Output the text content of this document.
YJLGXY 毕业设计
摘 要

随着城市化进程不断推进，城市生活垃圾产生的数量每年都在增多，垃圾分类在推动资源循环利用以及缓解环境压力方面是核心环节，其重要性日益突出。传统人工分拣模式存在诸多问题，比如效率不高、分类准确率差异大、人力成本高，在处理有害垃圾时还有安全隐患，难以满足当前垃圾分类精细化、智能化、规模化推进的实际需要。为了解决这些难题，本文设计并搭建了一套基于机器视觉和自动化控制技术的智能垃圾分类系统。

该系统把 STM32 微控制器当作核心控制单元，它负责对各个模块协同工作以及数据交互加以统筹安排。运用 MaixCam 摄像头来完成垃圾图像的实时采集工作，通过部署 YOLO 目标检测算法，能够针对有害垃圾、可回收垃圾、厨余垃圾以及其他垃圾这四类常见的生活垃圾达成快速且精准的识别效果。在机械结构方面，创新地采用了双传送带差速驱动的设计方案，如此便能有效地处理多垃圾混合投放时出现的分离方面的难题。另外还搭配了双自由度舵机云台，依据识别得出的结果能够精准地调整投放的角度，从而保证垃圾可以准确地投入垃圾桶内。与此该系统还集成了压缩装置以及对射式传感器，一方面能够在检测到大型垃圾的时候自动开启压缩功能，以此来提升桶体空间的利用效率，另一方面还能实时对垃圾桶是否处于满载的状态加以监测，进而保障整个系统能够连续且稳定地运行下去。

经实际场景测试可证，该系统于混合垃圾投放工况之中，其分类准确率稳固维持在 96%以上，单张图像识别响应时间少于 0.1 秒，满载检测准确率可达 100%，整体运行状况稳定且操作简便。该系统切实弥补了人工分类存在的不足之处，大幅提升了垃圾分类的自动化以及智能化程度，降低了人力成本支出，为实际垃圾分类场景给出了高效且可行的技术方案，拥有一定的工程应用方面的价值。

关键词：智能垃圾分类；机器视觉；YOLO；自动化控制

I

+--

= Written instruction =
Using the data above, repeat every line exactly.

= Final result =
Output the text content of this document.
YJLGXY 毕业设计
摘 要

随着城市化进程不断推进，城市生活垃圾产生的数量每年都在增多，垃圾分类在推动资源循环利用以及缓解环境压力方面是核心环节，其重要性日益突出。传统人工分拣模式存在诸多问题，比如效率不高、分类准确率差异大、人力成本高，在处理有害垃圾时还有安全隐患，难以满足当前垃圾分类精细化、智能化、规模化推进的实际需要。为了解决这些难题，本文设计并搭建了一套基于机器视觉和自动化控制技术的智能垃圾分类系统。

该系统把 STM32 微控制器当作核心控制单元，它负责对各个模块协同工作以及数据交互加以统筹安排。运用 MaixCam 摄像头来完成垃圾图像的实时采集工作，通过部署 YOLO 目标检测算法，能够针对有害垃圾、可回收垃圾、厨余垃圾以及其他垃圾这四类常见的生活垃圾达成快速且精准的识别效果。在机械结构方面，创新地采用了双传送带差速驱动的设计方案，如此便能有效地处理多垃圾混合投放时出现的分离方面的难题。另外还搭配了双自由度舵机云台，依据识别得出的结果能够精准地调整投放的角度，从而保证垃圾可以准确地投入垃圾桶内。与此该系统还集成了压缩装置以及对射式传感器，一方面能够在检测到大型垃圾的时候自动开启压缩功能，以此来提升桶体空间的利用效率，另一方面还能实时对垃圾桶是否处于满载的状态加以监测，进而保障整个系统能够连续且稳定地运行下去。

经实际场景测试可证，该系统于混合垃圾投放工况之中，其分类准确率稳固维持在 96%以上，单张图像识别响应时间少于 0.1 秒，满载检测准确率可达 100%，整体运行状况稳定且操作简便。该系统切实弥补了人工分类存在的不足之处，大幅提升了垃圾分类的自动化以及智能化程度，降低了人力成本支出，为实际垃圾分类场景给出了高效且可行的技术方案，拥有一定的工程应用方面的价值。

关键词：智能垃圾分类；机器视觉；YOLO；自动化控制

I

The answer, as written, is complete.